▶ **TO BE DONE**:
Each record below should be output verbatim, without pictures.

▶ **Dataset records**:
((

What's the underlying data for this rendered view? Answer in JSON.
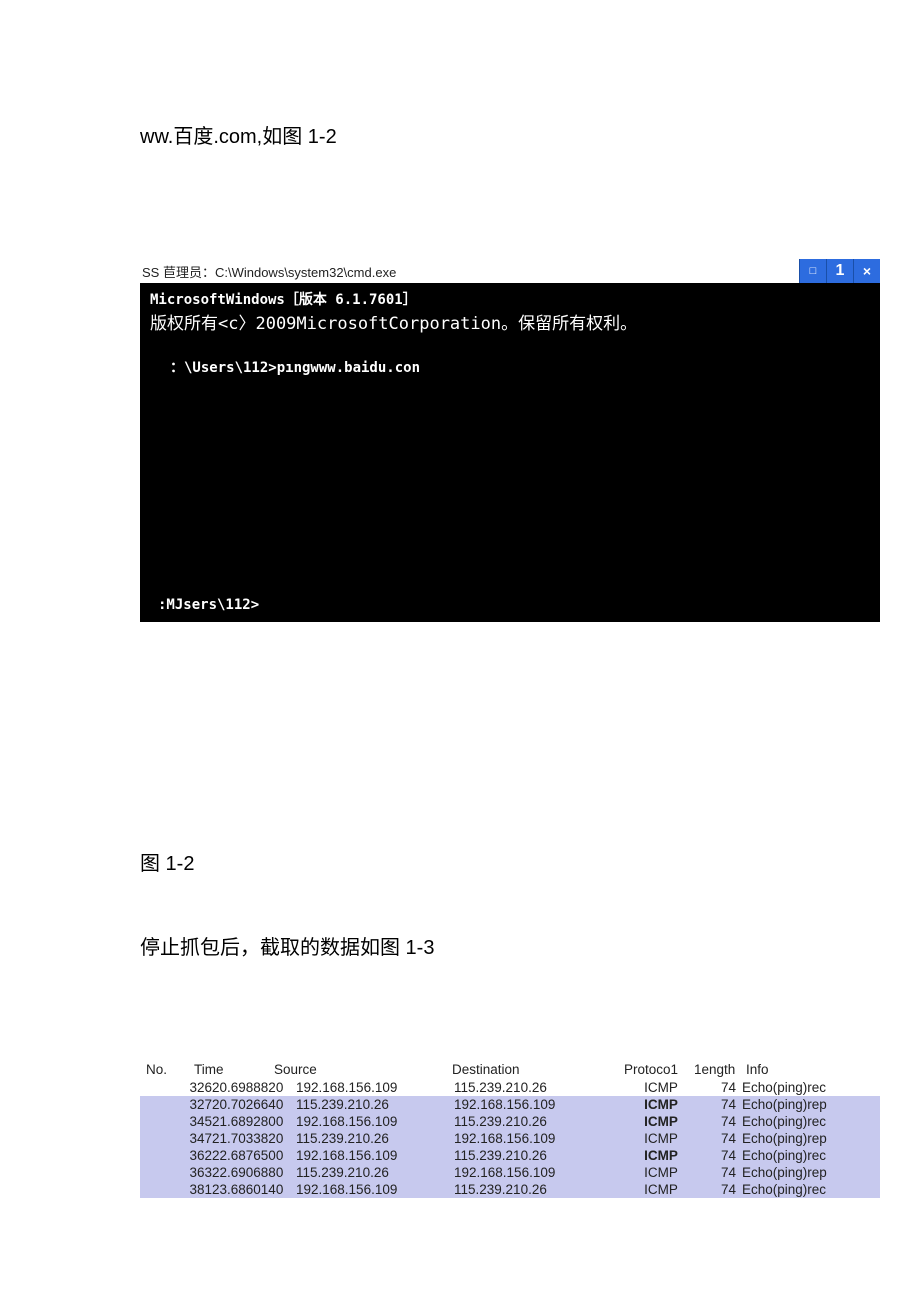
{
  "text": {
    "line1": "ww.百度.com,如图 1-2",
    "fig12": "图 1-2",
    "line2": "停止抓包后，截取的数据如图 1-3"
  },
  "cmd": {
    "title_prefix": "SS 苣理员：",
    "title_path": "C:\\Windows\\system32\\cmd.exe",
    "min_label": "□",
    "max_label": "1",
    "close_label": "×",
    "line1": "MicrosoftWindows［版本 6.1.7601］",
    "line2": "版权所有<c〉2009MicrosoftCorporation。保留所有权利。",
    "line3": "：\\Users\\112>pıngwww.baidu.con",
    "line4": ":MJsers\\112>"
  },
  "table": {
    "headers": {
      "no": "No.",
      "time": "Time",
      "source": "Source",
      "destination": "Destination",
      "protocol": "Protoco1",
      "length": "1ength",
      "info": "Info"
    },
    "rows": [
      {
        "no": "326",
        "time": "20.6988820",
        "source": "192.168.156.109",
        "dest": "115.239.210.26",
        "proto": "ICMP",
        "proto_bold": false,
        "len": "74",
        "info": "Echo(ping)rec",
        "hl": false
      },
      {
        "no": "327",
        "time": "20.7026640",
        "source": "115.239.210.26",
        "dest": "192.168.156.109",
        "proto": "ICMP",
        "proto_bold": true,
        "len": "74",
        "info": "Echo(ping)rep",
        "hl": true
      },
      {
        "no": "345",
        "time": "21.6892800",
        "source": "192.168.156.109",
        "dest": "115.239.210.26",
        "proto": "ICMP",
        "proto_bold": true,
        "len": "74",
        "info": "Echo(ping)rec",
        "hl": true
      },
      {
        "no": "347",
        "time": "21.7033820",
        "source": "115.239.210.26",
        "dest": "192.168.156.109",
        "proto": "ICMP",
        "proto_bold": false,
        "len": "74",
        "info": "Echo(ping)rep",
        "hl": true
      },
      {
        "no": "362",
        "time": "22.6876500",
        "source": "192.168.156.109",
        "dest": "115.239.210.26",
        "proto": "ICMP",
        "proto_bold": true,
        "len": "74",
        "info": "Echo(ping)rec",
        "hl": true
      },
      {
        "no": "363",
        "time": "22.6906880",
        "source": "115.239.210.26",
        "dest": "192.168.156.109",
        "proto": "ICMP",
        "proto_bold": false,
        "len": "74",
        "info": "Echo(ping)rep",
        "hl": true
      },
      {
        "no": "381",
        "time": "23.6860140",
        "source": "192.168.156.109",
        "dest": "115.239.210.26",
        "proto": "ICMP",
        "proto_bold": false,
        "len": "74",
        "info": "Echo(ping)rec",
        "hl": true
      }
    ]
  }
}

))

▶ **TASK SOLUTION**:
What's the underlying data for this rendered view? Answer in JSON.
{
  "text": {
    "line1": "ww.百度.com,如图 1-2",
    "fig12": "图 1-2",
    "line2": "停止抓包后，截取的数据如图 1-3"
  },
  "cmd": {
    "title_prefix": "SS 苣理员：",
    "title_path": "C:\\Windows\\system32\\cmd.exe",
    "min_label": "□",
    "max_label": "1",
    "close_label": "×",
    "line1": "MicrosoftWindows［版本 6.1.7601］",
    "line2": "版权所有<c〉2009MicrosoftCorporation。保留所有权利。",
    "line3": "：\\Users\\112>pıngwww.baidu.con",
    "line4": ":MJsers\\112>"
  },
  "table": {
    "headers": {
      "no": "No.",
      "time": "Time",
      "source": "Source",
      "destination": "Destination",
      "protocol": "Protoco1",
      "length": "1ength",
      "info": "Info"
    },
    "rows": [
      {
        "no": "326",
        "time": "20.6988820",
        "source": "192.168.156.109",
        "dest": "115.239.210.26",
        "proto": "ICMP",
        "proto_bold": false,
        "len": "74",
        "info": "Echo(ping)rec",
        "hl": false
      },
      {
        "no": "327",
        "time": "20.7026640",
        "source": "115.239.210.26",
        "dest": "192.168.156.109",
        "proto": "ICMP",
        "proto_bold": true,
        "len": "74",
        "info": "Echo(ping)rep",
        "hl": true
      },
      {
        "no": "345",
        "time": "21.6892800",
        "source": "192.168.156.109",
        "dest": "115.239.210.26",
        "proto": "ICMP",
        "proto_bold": true,
        "len": "74",
        "info": "Echo(ping)rec",
        "hl": true
      },
      {
        "no": "347",
        "time": "21.7033820",
        "source": "115.239.210.26",
        "dest": "192.168.156.109",
        "proto": "ICMP",
        "proto_bold": false,
        "len": "74",
        "info": "Echo(ping)rep",
        "hl": true
      },
      {
        "no": "362",
        "time": "22.6876500",
        "source": "192.168.156.109",
        "dest": "115.239.210.26",
        "proto": "ICMP",
        "proto_bold": true,
        "len": "74",
        "info": "Echo(ping)rec",
        "hl": true
      },
      {
        "no": "363",
        "time": "22.6906880",
        "source": "115.239.210.26",
        "dest": "192.168.156.109",
        "proto": "ICMP",
        "proto_bold": false,
        "len": "74",
        "info": "Echo(ping)rep",
        "hl": true
      },
      {
        "no": "381",
        "time": "23.6860140",
        "source": "192.168.156.109",
        "dest": "115.239.210.26",
        "proto": "ICMP",
        "proto_bold": false,
        "len": "74",
        "info": "Echo(ping)rec",
        "hl": true
      }
    ]
  }
}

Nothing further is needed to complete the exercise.